**What to produce**
Will you output the entries below exactly, skipping every image they contain?

**Data lines**
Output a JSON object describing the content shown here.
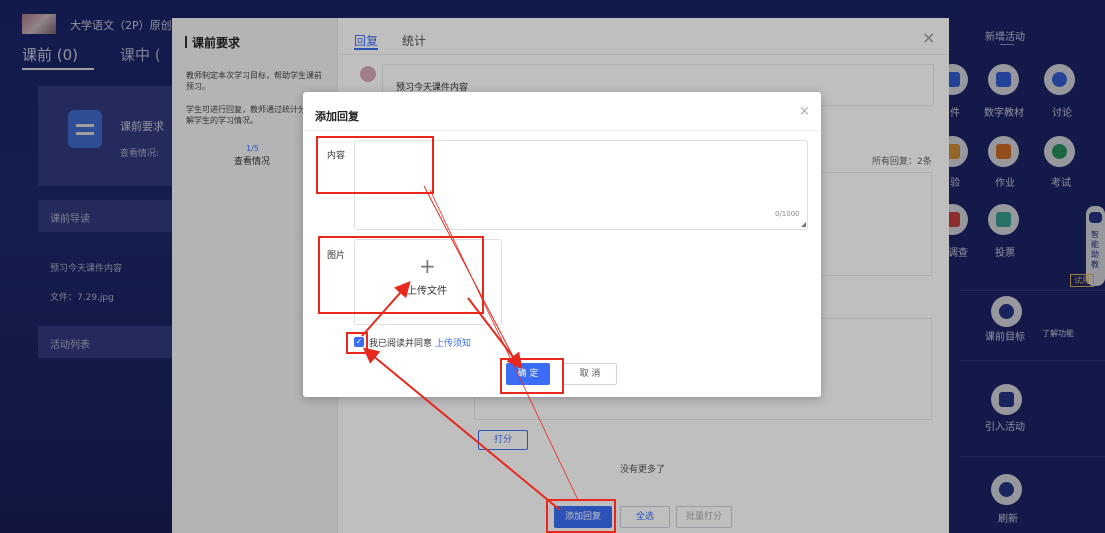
{
  "course": {
    "title": "大学语文（2P）原创",
    "tabs": [
      "课前 (0)",
      "课中 ("
    ],
    "card_title": "课前要求",
    "card_sub": "查看情况:",
    "section_guide": "课前导读",
    "guide_item": "预习今天课件内容",
    "file_label": "文件：7.29.jpg",
    "section_list": "活动列表"
  },
  "right_panel": {
    "new_activity": "新增活动",
    "items": [
      {
        "label": "件",
        "icon": "courseware-icon"
      },
      {
        "label": "数字教材",
        "icon": "digital-textbook-icon"
      },
      {
        "label": "讨论",
        "icon": "discussion-icon"
      },
      {
        "label": "验",
        "icon": "experiment-icon"
      },
      {
        "label": "作业",
        "icon": "homework-icon"
      },
      {
        "label": "考试",
        "icon": "exam-icon"
      },
      {
        "label": "调查",
        "icon": "survey-icon"
      },
      {
        "label": "投票",
        "icon": "vote-icon"
      }
    ],
    "goal_label": "课前目标",
    "understand": "了解功能",
    "import_label": "引入活动",
    "refresh_label": "刷新",
    "assistant": "智能助教",
    "trial": "试用"
  },
  "panel": {
    "left_title": "课前要求",
    "left_desc1": "教师制定本次学习目标，帮助学生课前预习。",
    "left_desc2": "学生可进行回复，教师通过统计分析了解学生的学习情况。",
    "fraction": "1/5",
    "view_status": "查看情况",
    "tab_reply": "回复",
    "tab_stats": "统计",
    "close": "×",
    "task_text": "预习今天课件内容",
    "all_replies": "所有回复：2条",
    "score_btn": "打分",
    "no_more": "没有更多了",
    "add_reply_btn": "添加回复",
    "select_all_btn": "全选",
    "batch_score_btn": "批量打分"
  },
  "modal": {
    "title": "添加回复",
    "close": "×",
    "content_label": "内容",
    "counter": "0/1000",
    "image_label": "图片",
    "upload_plus": "+",
    "upload_text": "上传文件",
    "agree_text": "我已阅读并同意",
    "agree_link": "上传须知",
    "agree_checked": true,
    "confirm": "确 定",
    "cancel": "取 消"
  },
  "colors": {
    "accent": "#3b6cf5",
    "annotation": "#e8281c",
    "bg": "#1e2a7a"
  }
}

**Response**
Output a JSON object describing the content shown here.
{
  "course": {
    "title": "大学语文（2P）原创",
    "tabs": [
      "课前 (0)",
      "课中 ("
    ],
    "card_title": "课前要求",
    "card_sub": "查看情况:",
    "section_guide": "课前导读",
    "guide_item": "预习今天课件内容",
    "file_label": "文件：7.29.jpg",
    "section_list": "活动列表"
  },
  "right_panel": {
    "new_activity": "新增活动",
    "items": [
      {
        "label": "件",
        "icon": "courseware-icon"
      },
      {
        "label": "数字教材",
        "icon": "digital-textbook-icon"
      },
      {
        "label": "讨论",
        "icon": "discussion-icon"
      },
      {
        "label": "验",
        "icon": "experiment-icon"
      },
      {
        "label": "作业",
        "icon": "homework-icon"
      },
      {
        "label": "考试",
        "icon": "exam-icon"
      },
      {
        "label": "调查",
        "icon": "survey-icon"
      },
      {
        "label": "投票",
        "icon": "vote-icon"
      }
    ],
    "goal_label": "课前目标",
    "understand": "了解功能",
    "import_label": "引入活动",
    "refresh_label": "刷新",
    "assistant": "智能助教",
    "trial": "试用"
  },
  "panel": {
    "left_title": "课前要求",
    "left_desc1": "教师制定本次学习目标，帮助学生课前预习。",
    "left_desc2": "学生可进行回复，教师通过统计分析了解学生的学习情况。",
    "fraction": "1/5",
    "view_status": "查看情况",
    "tab_reply": "回复",
    "tab_stats": "统计",
    "close": "×",
    "task_text": "预习今天课件内容",
    "all_replies": "所有回复：2条",
    "score_btn": "打分",
    "no_more": "没有更多了",
    "add_reply_btn": "添加回复",
    "select_all_btn": "全选",
    "batch_score_btn": "批量打分"
  },
  "modal": {
    "title": "添加回复",
    "close": "×",
    "content_label": "内容",
    "counter": "0/1000",
    "image_label": "图片",
    "upload_plus": "+",
    "upload_text": "上传文件",
    "agree_text": "我已阅读并同意",
    "agree_link": "上传须知",
    "agree_checked": true,
    "confirm": "确 定",
    "cancel": "取 消"
  },
  "colors": {
    "accent": "#3b6cf5",
    "annotation": "#e8281c",
    "bg": "#1e2a7a"
  }
}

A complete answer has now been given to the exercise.